BEGIN Selected extract

Denis Daly (1748 – 10 October 1791) of Carrownakelly and Dunsandle Castle, Loughrea, County Galway, was an Irish landowner and politician.

Biography 
His father was James Daly of Carrownakelly and Dunsandle in County Galway, and his mother was Catherine Gore, daughter of Sir Ralph Gore, 4th Baronet and his second wife Elizabeth Ashe. He was the eldest of five sons. His siblings included St George Daly, judge of the Court of King's Bench (Ireland). He was the great-grandson of Denis Daly, judge of the Court of Common Pleas (Ireland). Though traditionally Roman Catholics, and of Gaelic origin, the Dalys had been able to hold on to their lands by converting to the Protestant faith and forsaking their allegiance to the Stuart dynasty.

He was educated at Christ Church, Oxford, but there is no record of his taking a degree there.

Daly owned estates in County Mayo, County Galway, County Clare, and County Limerick. He had to sell off half of these estates to pay his debts, but on his marriage to Lady Henrietta Maxwell, the only daughter of Robert Maxwell, 1st Earl of Farnham and Henrietta Cantillon, widow of the 3rd Earl of Stafford, his fortunes once again increased. His family residence was Carrownakelly Castle, in the parish of Kiltullagh, where the Dalys had lived for several generations, but  he moved some four miles south towards Loughrea where he built Dunsandle House, sometime in the mid-18th century. In 1769 and 1772 he served as Mayor of Galway.

END Selected extract
BEGIN Entries shown

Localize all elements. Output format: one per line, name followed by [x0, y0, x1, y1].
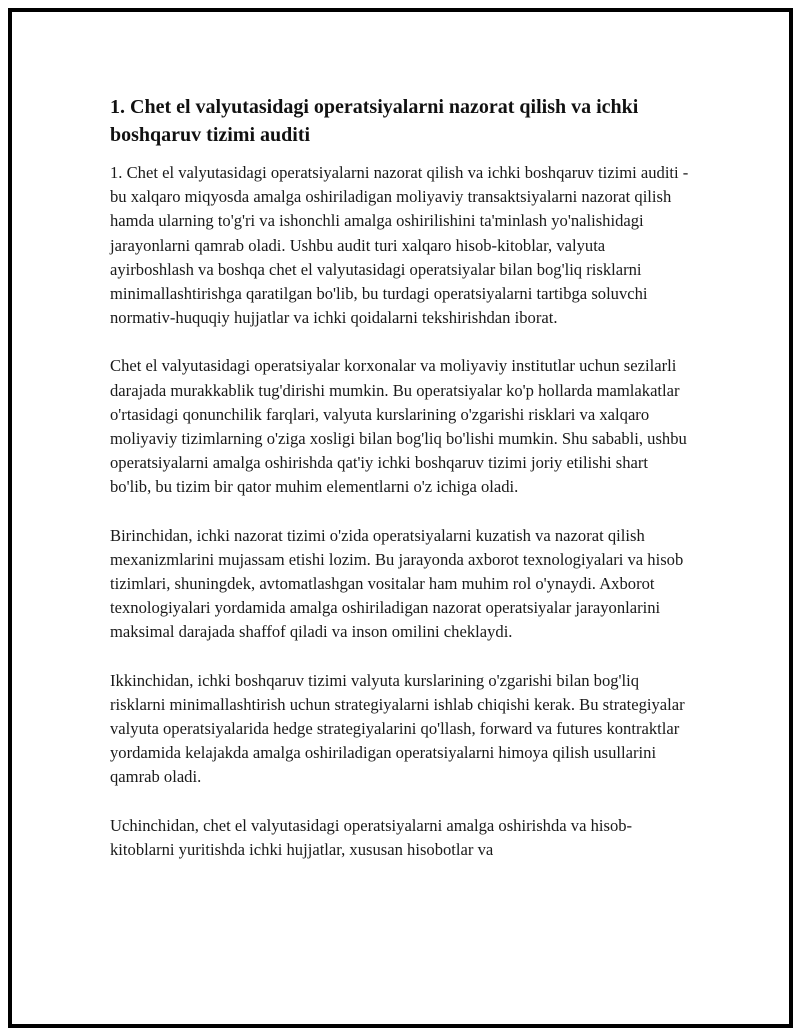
paragraph-4: Ikkinchidan, ichki boshqaruv tizimi valyuta kurslarining o'zgarishi bilan bog'liq risklarni minimallashtirish uchun strategiyalarni ishlab chiqishi kerak. Bu strategiyalar valyuta operatsiyalarida hedge strategiyalarini qo'llash, forward va futures kontraktlar yordamida kelajakda amalga oshiriladigan operatsiyalarni himoya qilish usullarini qamrab oladi.: [110, 670, 685, 787]
document-body: [110, 93, 690, 886]
paragraph-3: Birinchidan, ichki nazorat tizimi o'zida operatsiyalarni kuzatish va nazorat qilish mexanizmlarini mujassam etishi lozim. Bu jarayonda axborot texnologiyalari va hisob tizimlari, shuningdek, avtomatlashgan vositalar ham muhim rol o'ynaydi. Axborot texnologiyalari yordamida amalga oshiriladigan nazorat operatsiyalar jarayonlarini maksimal darajada shaffof qiladi va inson omilini cheklaydi.: [110, 525, 684, 642]
paragraph-2: Chet el valyutasidagi operatsiyalar korxonalar va moliyaviy institutlar uchun sezilarli darajada murakkablik tug'dirishi mumkin. Bu operatsiyalar ko'p hollarda mamlakatlar o'rtasidagi qonunchilik farqlari, valyuta kurslarining o'zgarishi risklari va xalqaro moliyaviy tizimlarning o'ziga xosligi bilan bog'liq bo'lishi mumkin. Shu sababli, ushbu operatsiyalarni amalga oshirishda qat'iy ichki boshqaruv tizimi joriy etilishi shart bo'lib, bu tizim bir qator muhim elementlarni o'z ichiga oladi.: [110, 356, 687, 497]
paragraph-5: Uchinchidan, chet el valyutasidagi operatsiyalarni amalga oshirishda va hisob-kitoblarni yuritishda ichki hujjatlar, xususan hisobotlar va: [110, 815, 633, 859]
paragraph-1: 1. Chet el valyutasidagi operatsiyalarni nazorat qilish va ichki boshqaruv tizimi auditi - bu xalqaro miqyosda amalga oshiriladigan moliyaviy transaktsiyalarni nazorat qilish hamda ularning to'g'ri va ishonchli amalga oshirilishini ta'minlash yo'nalishidagi jarayonlarni qamrab oladi. Ushbu audit turi xalqaro hisob-kitoblar, valyuta ayirboshlash va boshqa chet el valyutasidagi operatsiyalar bilan bog'liq risklarni minimallashtirishga qaratilgan bo'lib, bu turdagi operatsiyalarni tartibga soluvchi normativ-huquqiy hujjatlar va ichki qoidalarni tekshirishdan iborat.: [110, 163, 689, 328]
document-title: 1. Chet el valyutasidagi operatsiyalarni nazorat qilish va ichki boshqaruv tizimi auditi: [110, 96, 639, 146]
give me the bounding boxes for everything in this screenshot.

END Entries shown

Given problem A: Turn the paragraph of the Denis Daly article that opens with "Daly owned estates" into a short bulleted list that keeps its main facts.
Given problem B: Print a section of the Denis Daly article word for word. Begin at the words "Denis Daly (1748" and stop after "a degree there.".
Given problem C: Write what comes next in the Denis Daly article, picking up right after its last sentence.
You won't need the entries for any of this.

Written answer A:
- Daly held estates in County Mayo, County Galway, County Clare, and County Limerick.
- He sold half of them to pay his debts.
- His fortunes rose again when he married Lady Henrietta Maxwell, only daughter of Robert Maxwell, 1st Earl of Farnham, and Henrietta Cantillon, widow of the 3rd Earl of Stafford.
- The family home was Carrownakelly Castle in the parish of Kiltullagh, where the Dalys had lived for several generations.
- He moved about four miles south toward Loughrea and built Dunsandle House, sometime in the mid-18th century.
- He served as Mayor of Galway in 1769 and 1772.

Written answer B:
Denis Daly (1748 – 10 October 1791) of Carrownakelly and Dunsandle Castle, Loughrea, County Galway, was an Irish landowner and politician.

Biography 
His father was James Daly of Carrownakelly and Dunsandle in County Galway, and his mother was Catherine Gore, daughter of Sir Ralph Gore, 4th Baronet and his second wife Elizabeth Ashe. He was the eldest of five sons. His siblings included St George Daly, judge of the Court of King's Bench (Ireland). He was the great-grandson of Denis Daly, judge of the Court of Common Pleas (Ireland). Though traditionally Roman Catholics, and of Gaelic origin, the Dalys had been able to hold on to their lands by converting to the Protestant faith and forsaking their allegiance to the Stuart dynasty.

He was educated at Christ Church, Oxford, but there is no record of his taking a degree there.

Written answer C:
Political career 

Daly was a friend of Henry Grattan, who had great respect for his political skills, and like him, sat in the Irish House of Commons. Between 1767 and 1768, he was Member of Parliament for Galway Borough. Subsequently, he represented Galway County until 1790, and then again Galway Borough until 1792. In 1783, he was also elected for the latter constituency, but chose not to sit. He never held high Ministerial office but was appointed Muster Master General. He was a fine orator but did not often speak in Parliament; when he did it was usually from a carefully prepared script.

Character 
He had a  reputation for laziness, but he was intelligent, good-humoured, and a fine classical scholar. Grattan called him one of the best and brightest characters Ireland had ever produced, and said that his early death was a tragedy for his country. Grattan even suggested that Daly's wisdom and moderation, had he lived, might have prevented the Irish Rebellion of 1798.

Family 

His eldest son James represented Galway County in the Parliament of the United Kingdom and was later raised to the peerage. A younger son, Robert, was a leading Irish evangelical who became Bishop of Cashel and Waterford, and was noted for his hostility to Roman Catholics. He also had six daughters. His widow died at a great age in 1852.

References
 
 The Lords of Dunsandle, James Noel Dillon, in  Kiltullagh/Killimordaly: As the Centuries passed: A history from 1500-1900, pp. 43–67, ed. Kieran Jordan, 2000.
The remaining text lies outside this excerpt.